(REQUEST): Reproduce the data below in full and exclude every picture.
>>>>>
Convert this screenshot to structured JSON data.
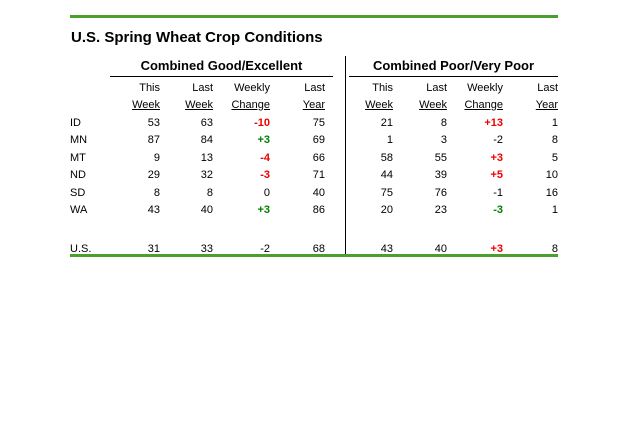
{
  "title": "U.S. Spring Wheat Crop Conditions",
  "colors": {
    "accent_line": "#4AA02C",
    "red": "#EE0000",
    "green": "#008000",
    "neutral": "#000000"
  },
  "chart_data": {
    "type": "table",
    "title": "U.S. Spring Wheat Crop Conditions",
    "sections": [
      "Combined Good/Excellent",
      "Combined Poor/Very Poor"
    ],
    "column_headers_line1": [
      "This",
      "Last",
      "Weekly",
      "Last"
    ],
    "column_headers_line2": [
      "Week",
      "Week",
      "Change",
      "Year"
    ],
    "rows": [
      {
        "state": "ID",
        "good": [
          "53",
          "63",
          "-10",
          "75"
        ],
        "good_change_color": "red",
        "poor": [
          "21",
          "8",
          "+13",
          "1"
        ],
        "poor_change_color": "red"
      },
      {
        "state": "MN",
        "good": [
          "87",
          "84",
          "+3",
          "69"
        ],
        "good_change_color": "green",
        "poor": [
          "1",
          "3",
          "-2",
          "8"
        ],
        "poor_change_color": "neutral"
      },
      {
        "state": "MT",
        "good": [
          "9",
          "13",
          "-4",
          "66"
        ],
        "good_change_color": "red",
        "poor": [
          "58",
          "55",
          "+3",
          "5"
        ],
        "poor_change_color": "red"
      },
      {
        "state": "ND",
        "good": [
          "29",
          "32",
          "-3",
          "71"
        ],
        "good_change_color": "red",
        "poor": [
          "44",
          "39",
          "+5",
          "10"
        ],
        "poor_change_color": "red"
      },
      {
        "state": "SD",
        "good": [
          "8",
          "8",
          "0",
          "40"
        ],
        "good_change_color": "neutral",
        "poor": [
          "75",
          "76",
          "-1",
          "16"
        ],
        "poor_change_color": "neutral"
      },
      {
        "state": "WA",
        "good": [
          "43",
          "40",
          "+3",
          "86"
        ],
        "good_change_color": "green",
        "poor": [
          "20",
          "23",
          "-3",
          "1"
        ],
        "poor_change_color": "green"
      }
    ],
    "summary": {
      "state": "U.S.",
      "good": [
        "31",
        "33",
        "-2",
        "68"
      ],
      "good_change_color": "neutral",
      "poor": [
        "43",
        "40",
        "+3",
        "8"
      ],
      "poor_change_color": "red"
    }
  }
}
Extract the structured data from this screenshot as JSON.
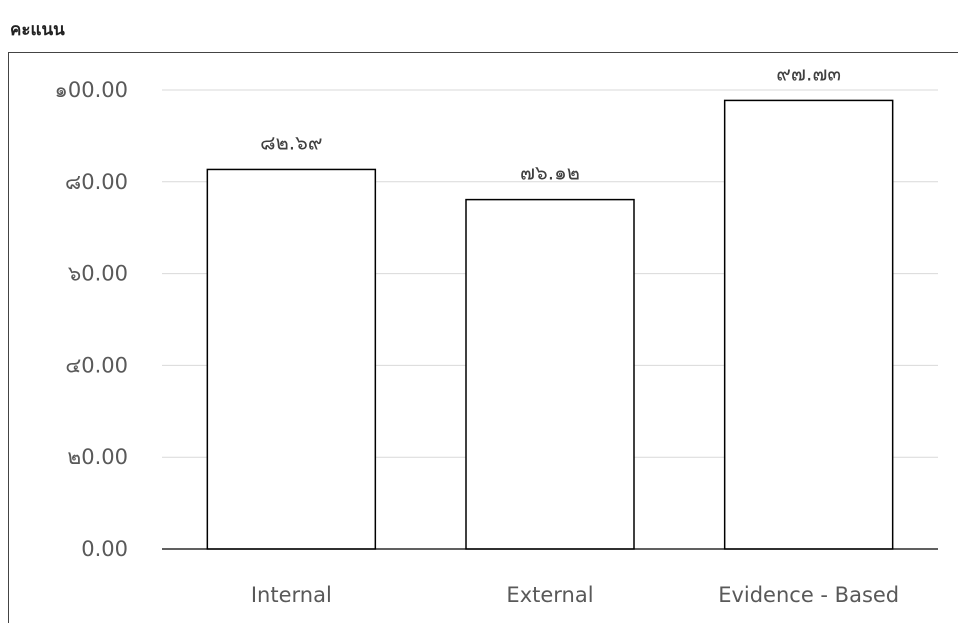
{
  "heading": "คะแนน",
  "chart_data": {
    "type": "bar",
    "categories": [
      "Internal",
      "External",
      "Evidence - Based"
    ],
    "values": [
      82.69,
      76.12,
      97.73
    ],
    "data_labels": [
      "๘๒.๖๙",
      "๗๖.๑๒",
      "๙๗.๗๓"
    ],
    "ylim": [
      0,
      100
    ],
    "yticks": [
      0,
      20,
      40,
      60,
      80,
      100
    ],
    "ytick_labels": [
      "0.00",
      "๒0.00",
      "๔0.00",
      "๖0.00",
      "๘0.00",
      "๑00.00"
    ],
    "grid": true,
    "legend": "none",
    "colors": {
      "bar_fill": "#ffffff",
      "bar_stroke": "#000000",
      "gridline": "#d9d9d9",
      "axis": "#000000"
    }
  }
}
<<<<<
(EXERCISE RESPONSE):
Convert this screenshot to structured JSON data.
{
  "title": "U.S. Spring Wheat Crop Conditions",
  "colors": {
    "accent_line": "#4AA02C",
    "red": "#EE0000",
    "green": "#008000",
    "neutral": "#000000"
  },
  "chart_data": {
    "type": "table",
    "title": "U.S. Spring Wheat Crop Conditions",
    "sections": [
      "Combined Good/Excellent",
      "Combined Poor/Very Poor"
    ],
    "column_headers_line1": [
      "This",
      "Last",
      "Weekly",
      "Last"
    ],
    "column_headers_line2": [
      "Week",
      "Week",
      "Change",
      "Year"
    ],
    "rows": [
      {
        "state": "ID",
        "good": [
          "53",
          "63",
          "-10",
          "75"
        ],
        "good_change_color": "red",
        "poor": [
          "21",
          "8",
          "+13",
          "1"
        ],
        "poor_change_color": "red"
      },
      {
        "state": "MN",
        "good": [
          "87",
          "84",
          "+3",
          "69"
        ],
        "good_change_color": "green",
        "poor": [
          "1",
          "3",
          "-2",
          "8"
        ],
        "poor_change_color": "neutral"
      },
      {
        "state": "MT",
        "good": [
          "9",
          "13",
          "-4",
          "66"
        ],
        "good_change_color": "red",
        "poor": [
          "58",
          "55",
          "+3",
          "5"
        ],
        "poor_change_color": "red"
      },
      {
        "state": "ND",
        "good": [
          "29",
          "32",
          "-3",
          "71"
        ],
        "good_change_color": "red",
        "poor": [
          "44",
          "39",
          "+5",
          "10"
        ],
        "poor_change_color": "red"
      },
      {
        "state": "SD",
        "good": [
          "8",
          "8",
          "0",
          "40"
        ],
        "good_change_color": "neutral",
        "poor": [
          "75",
          "76",
          "-1",
          "16"
        ],
        "poor_change_color": "neutral"
      },
      {
        "state": "WA",
        "good": [
          "43",
          "40",
          "+3",
          "86"
        ],
        "good_change_color": "green",
        "poor": [
          "20",
          "23",
          "-3",
          "1"
        ],
        "poor_change_color": "green"
      }
    ],
    "summary": {
      "state": "U.S.",
      "good": [
        "31",
        "33",
        "-2",
        "68"
      ],
      "good_change_color": "neutral",
      "poor": [
        "43",
        "40",
        "+3",
        "8"
      ],
      "poor_change_color": "red"
    }
  }
}
Extract the structured data from this screenshot as JSON.
{
  "heading": "คะแนน",
  "chart_data": {
    "type": "bar",
    "categories": [
      "Internal",
      "External",
      "Evidence - Based"
    ],
    "values": [
      82.69,
      76.12,
      97.73
    ],
    "data_labels": [
      "๘๒.๖๙",
      "๗๖.๑๒",
      "๙๗.๗๓"
    ],
    "ylim": [
      0,
      100
    ],
    "yticks": [
      0,
      20,
      40,
      60,
      80,
      100
    ],
    "ytick_labels": [
      "0.00",
      "๒0.00",
      "๔0.00",
      "๖0.00",
      "๘0.00",
      "๑00.00"
    ],
    "grid": true,
    "legend": "none",
    "colors": {
      "bar_fill": "#ffffff",
      "bar_stroke": "#000000",
      "gridline": "#d9d9d9",
      "axis": "#000000"
    }
  }
}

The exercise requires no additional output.